Che vestisse di rosso pure Miriam Camerini mercoledì e giovedì? No, non ci pare. Ma c’è un’intensità nell’interloquire della futura rabbina che ha di suo, tramette proprio, una colorazione rosso porpora quasi abbacinante.

Però proviamo ad indossare ben altri abiti, per nulla sgargianti, i nostri, quelli che ci son più abituali, di canonista – e peraltro (non si è ancora capito se sia aggravante o attenuante) - bancario. 

A pag. 4 dell’elegante libretto  per seguire il Concistoro Ordinario Pubblico del 30 settembre 2023, se si presta attenzione (verrebbe da sottolineare: la dovuta attenzione – la stessa usata per constatare a Bergamo l’asportazione della custodia eucaristica dal tabernacolo di cui sopra -), ci si imbatte nel nome, al n. 17, di “S.E.R. Mons. Américo Manuel Alves Aguiar, Vescovo eletto di Sétubal (Portogallo)”.

Si potrebbe reagire: embè?

In realtà, il canonista rimane folgorato da quell’aggettivo, “eletto”, riferito ad un vescovo, che dunque, benché sacramentalmente ordinato, non ha ancora preso possesso della sua diocesi. Ne è solo stato eletto alla guida, in attesa - appunto - di poterla effettivamente guidare

Se l’aggettivo “eletto” viene poi associato alle solenni parole (le sole) pronunciate ieri dal Papa nei confronti di ogni singolo cardinale: Accipe anulum de manu Petri et noveris dilectione Principis Apostolorum dilectionem tuam erga Ecclesiam roborari – a pag. 19 del citato libretto -, gli effetti sono dirompenti, decisamente assai teatrali.

Proviamo a spiegare. 

Chi non è ancora “sposato episcopalmente”, per così dire, con la propria Chiesa - giacché è stato solo “eletto” alla sua guida, è opportuno ribadirlo -, riceve tuttavia comunque dal Papa l’anello cardinalizio. Non sappiamo se sia la prima volta che questo accade, ma – come che sia – il simbolismo è davvero impressionante. 

Un anello nuziale a chi non è sposato.

Nuziale? Anche di più in effetti. Più-che-nuziale.

La traduzione in italiano riporta: Ricevi l’anello dalla mano di Pietro e sappi che con l’amore del Principe degli Apostoli si rafforza il tuo amore verso la Chiesa.

Cioè, di nuovo, fateci capire: quell’anello è segno di un legame d’amore tra Pietro e gli altri Apostoli, ma un legame ricolmo d’amore a tal punto, così innamorato, talmente esagerato, che trabocca verso la Chiesa intera?

• [Estratti di dati]:
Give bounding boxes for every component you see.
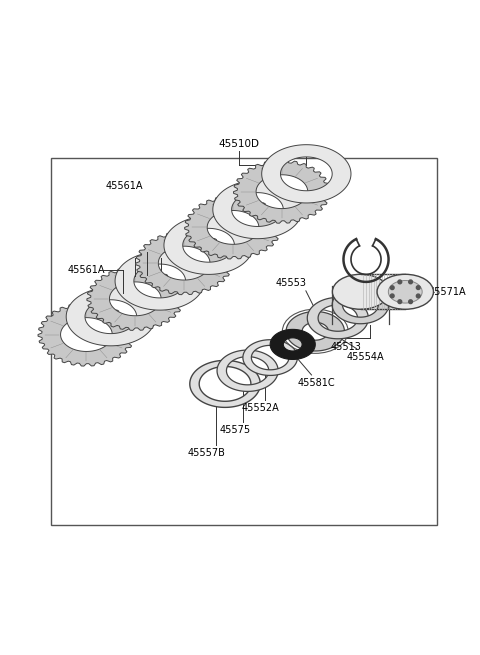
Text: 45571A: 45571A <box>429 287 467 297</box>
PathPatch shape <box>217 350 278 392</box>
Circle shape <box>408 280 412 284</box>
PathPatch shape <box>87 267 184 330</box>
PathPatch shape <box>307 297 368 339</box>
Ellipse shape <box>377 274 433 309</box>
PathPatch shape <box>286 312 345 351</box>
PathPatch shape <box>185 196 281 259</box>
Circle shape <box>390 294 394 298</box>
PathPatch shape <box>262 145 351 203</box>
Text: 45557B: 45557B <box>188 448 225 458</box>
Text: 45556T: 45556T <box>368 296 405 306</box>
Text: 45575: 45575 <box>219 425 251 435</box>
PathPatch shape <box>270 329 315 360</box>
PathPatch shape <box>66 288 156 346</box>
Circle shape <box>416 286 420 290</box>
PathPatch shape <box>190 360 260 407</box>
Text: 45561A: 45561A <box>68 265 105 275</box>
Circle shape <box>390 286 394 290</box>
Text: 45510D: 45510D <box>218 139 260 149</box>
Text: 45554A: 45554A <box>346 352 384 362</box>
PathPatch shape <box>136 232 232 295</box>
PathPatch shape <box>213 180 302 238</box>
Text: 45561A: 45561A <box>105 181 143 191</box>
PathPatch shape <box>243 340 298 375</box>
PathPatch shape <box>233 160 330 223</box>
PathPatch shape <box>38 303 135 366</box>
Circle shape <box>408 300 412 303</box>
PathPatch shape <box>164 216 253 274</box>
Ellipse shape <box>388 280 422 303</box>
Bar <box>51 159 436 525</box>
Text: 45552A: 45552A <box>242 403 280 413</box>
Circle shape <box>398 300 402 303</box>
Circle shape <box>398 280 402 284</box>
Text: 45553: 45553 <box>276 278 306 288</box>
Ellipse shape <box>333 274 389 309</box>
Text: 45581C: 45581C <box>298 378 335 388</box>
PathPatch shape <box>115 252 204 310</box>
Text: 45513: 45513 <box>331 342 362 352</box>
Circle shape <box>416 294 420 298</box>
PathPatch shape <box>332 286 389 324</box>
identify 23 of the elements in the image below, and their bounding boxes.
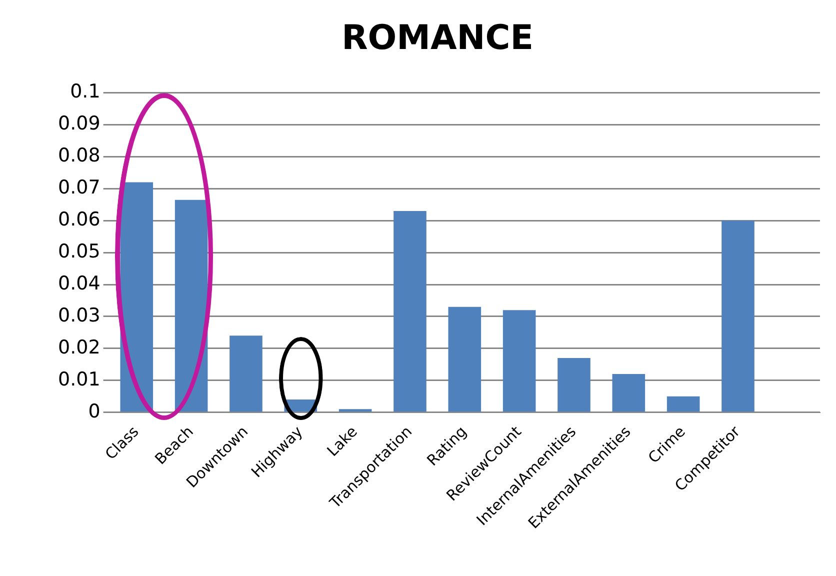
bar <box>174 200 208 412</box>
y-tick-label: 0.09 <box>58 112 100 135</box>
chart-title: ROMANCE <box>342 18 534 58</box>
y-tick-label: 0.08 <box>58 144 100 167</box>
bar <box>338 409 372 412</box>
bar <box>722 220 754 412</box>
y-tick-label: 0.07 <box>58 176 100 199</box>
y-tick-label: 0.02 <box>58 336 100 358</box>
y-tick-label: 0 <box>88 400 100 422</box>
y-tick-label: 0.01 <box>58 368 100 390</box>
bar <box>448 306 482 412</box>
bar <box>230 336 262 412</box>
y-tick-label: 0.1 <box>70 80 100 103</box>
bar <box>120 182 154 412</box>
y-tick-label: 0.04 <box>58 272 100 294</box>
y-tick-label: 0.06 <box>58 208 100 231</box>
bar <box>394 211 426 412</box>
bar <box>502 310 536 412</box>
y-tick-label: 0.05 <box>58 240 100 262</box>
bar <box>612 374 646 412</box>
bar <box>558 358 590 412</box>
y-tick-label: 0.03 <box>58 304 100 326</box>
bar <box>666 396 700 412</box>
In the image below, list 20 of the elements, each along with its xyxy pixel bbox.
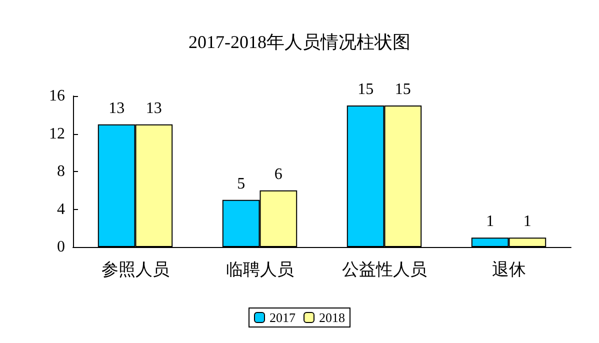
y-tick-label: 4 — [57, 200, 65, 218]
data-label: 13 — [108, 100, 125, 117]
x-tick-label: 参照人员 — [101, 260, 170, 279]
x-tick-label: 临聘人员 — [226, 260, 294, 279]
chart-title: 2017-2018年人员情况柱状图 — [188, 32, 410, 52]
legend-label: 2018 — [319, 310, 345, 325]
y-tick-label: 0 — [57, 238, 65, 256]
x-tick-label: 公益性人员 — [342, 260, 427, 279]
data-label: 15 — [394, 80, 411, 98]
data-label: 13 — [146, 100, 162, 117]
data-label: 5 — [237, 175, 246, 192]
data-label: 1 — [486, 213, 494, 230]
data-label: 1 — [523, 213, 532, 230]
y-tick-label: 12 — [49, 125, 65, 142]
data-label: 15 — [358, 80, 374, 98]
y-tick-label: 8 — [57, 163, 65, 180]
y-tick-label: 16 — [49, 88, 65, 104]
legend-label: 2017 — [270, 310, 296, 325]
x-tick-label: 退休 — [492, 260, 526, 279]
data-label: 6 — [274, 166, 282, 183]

--

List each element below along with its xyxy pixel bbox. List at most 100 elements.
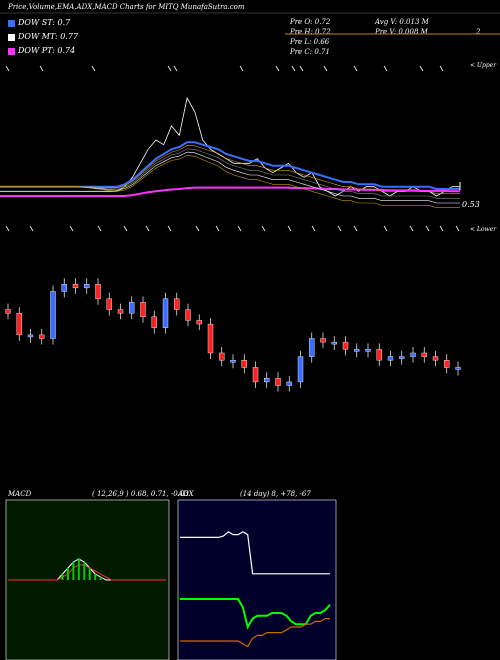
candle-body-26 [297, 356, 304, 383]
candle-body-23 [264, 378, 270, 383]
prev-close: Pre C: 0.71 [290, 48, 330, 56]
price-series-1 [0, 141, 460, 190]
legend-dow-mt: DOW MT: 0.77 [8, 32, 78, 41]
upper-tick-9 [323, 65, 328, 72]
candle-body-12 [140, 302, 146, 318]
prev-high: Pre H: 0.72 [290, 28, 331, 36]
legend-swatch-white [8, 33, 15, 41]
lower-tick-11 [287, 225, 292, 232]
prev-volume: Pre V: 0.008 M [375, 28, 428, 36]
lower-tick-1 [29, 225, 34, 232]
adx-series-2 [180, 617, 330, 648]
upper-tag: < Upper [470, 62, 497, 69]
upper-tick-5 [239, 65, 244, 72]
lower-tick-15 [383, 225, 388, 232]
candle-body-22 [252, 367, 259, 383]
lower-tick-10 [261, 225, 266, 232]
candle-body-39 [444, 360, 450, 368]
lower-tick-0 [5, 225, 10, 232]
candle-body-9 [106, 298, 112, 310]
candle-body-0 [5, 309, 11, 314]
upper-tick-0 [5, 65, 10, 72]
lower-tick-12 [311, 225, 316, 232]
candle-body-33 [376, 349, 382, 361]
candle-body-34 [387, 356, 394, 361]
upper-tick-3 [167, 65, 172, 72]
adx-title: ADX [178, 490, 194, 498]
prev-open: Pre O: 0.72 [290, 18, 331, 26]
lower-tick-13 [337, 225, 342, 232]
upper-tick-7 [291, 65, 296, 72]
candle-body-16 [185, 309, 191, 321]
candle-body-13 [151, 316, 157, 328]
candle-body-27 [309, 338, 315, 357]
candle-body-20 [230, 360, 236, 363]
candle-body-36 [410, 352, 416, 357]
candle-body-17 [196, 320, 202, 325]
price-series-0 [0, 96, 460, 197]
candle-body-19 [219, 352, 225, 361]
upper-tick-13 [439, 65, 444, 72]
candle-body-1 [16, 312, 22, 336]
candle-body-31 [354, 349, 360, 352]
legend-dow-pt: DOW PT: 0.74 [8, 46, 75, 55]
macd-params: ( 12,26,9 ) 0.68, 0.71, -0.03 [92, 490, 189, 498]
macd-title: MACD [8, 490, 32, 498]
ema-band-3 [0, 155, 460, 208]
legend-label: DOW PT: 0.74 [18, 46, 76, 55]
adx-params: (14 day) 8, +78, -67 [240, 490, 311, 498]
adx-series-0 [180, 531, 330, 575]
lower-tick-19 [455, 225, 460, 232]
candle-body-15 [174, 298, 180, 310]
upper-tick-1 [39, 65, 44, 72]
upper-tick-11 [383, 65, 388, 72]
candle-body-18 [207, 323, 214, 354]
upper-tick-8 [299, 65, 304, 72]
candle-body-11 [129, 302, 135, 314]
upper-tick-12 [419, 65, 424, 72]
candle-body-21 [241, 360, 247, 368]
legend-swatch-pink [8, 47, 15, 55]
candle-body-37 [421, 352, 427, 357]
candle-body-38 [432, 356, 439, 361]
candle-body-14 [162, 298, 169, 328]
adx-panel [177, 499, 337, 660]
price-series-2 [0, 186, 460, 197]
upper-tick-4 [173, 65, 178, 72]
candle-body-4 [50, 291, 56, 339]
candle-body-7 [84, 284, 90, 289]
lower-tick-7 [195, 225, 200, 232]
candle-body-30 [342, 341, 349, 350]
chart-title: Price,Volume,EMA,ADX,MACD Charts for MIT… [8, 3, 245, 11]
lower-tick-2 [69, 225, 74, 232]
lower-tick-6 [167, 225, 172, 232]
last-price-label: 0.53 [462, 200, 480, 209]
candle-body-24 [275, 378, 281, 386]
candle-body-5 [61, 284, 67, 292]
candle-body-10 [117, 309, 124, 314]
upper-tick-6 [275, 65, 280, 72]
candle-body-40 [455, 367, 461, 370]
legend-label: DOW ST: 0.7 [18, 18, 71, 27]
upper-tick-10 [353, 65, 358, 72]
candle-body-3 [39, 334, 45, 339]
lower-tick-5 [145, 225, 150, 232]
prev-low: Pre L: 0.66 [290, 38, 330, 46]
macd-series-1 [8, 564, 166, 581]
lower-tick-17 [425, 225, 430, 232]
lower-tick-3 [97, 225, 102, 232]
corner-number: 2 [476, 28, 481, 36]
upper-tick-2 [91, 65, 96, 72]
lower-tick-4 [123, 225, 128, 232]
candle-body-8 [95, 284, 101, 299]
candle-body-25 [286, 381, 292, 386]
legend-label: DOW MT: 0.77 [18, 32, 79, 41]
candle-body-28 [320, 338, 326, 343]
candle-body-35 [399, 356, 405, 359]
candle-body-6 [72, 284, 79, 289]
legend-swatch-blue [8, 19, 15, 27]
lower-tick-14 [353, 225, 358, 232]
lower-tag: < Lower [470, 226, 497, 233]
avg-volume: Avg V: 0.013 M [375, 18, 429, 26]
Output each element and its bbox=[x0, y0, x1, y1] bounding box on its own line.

• [Dettagli esercizio]: Secondo il brano, con quale qualifica compare Américo Manuel Alves Aguiar nel libretto del Concistoro del 30 settembre 2023? Le voci sono materiale a sé, distinto dal brano.

• [Risultato]: Vescovo eletto di Sétubal (Portogallo).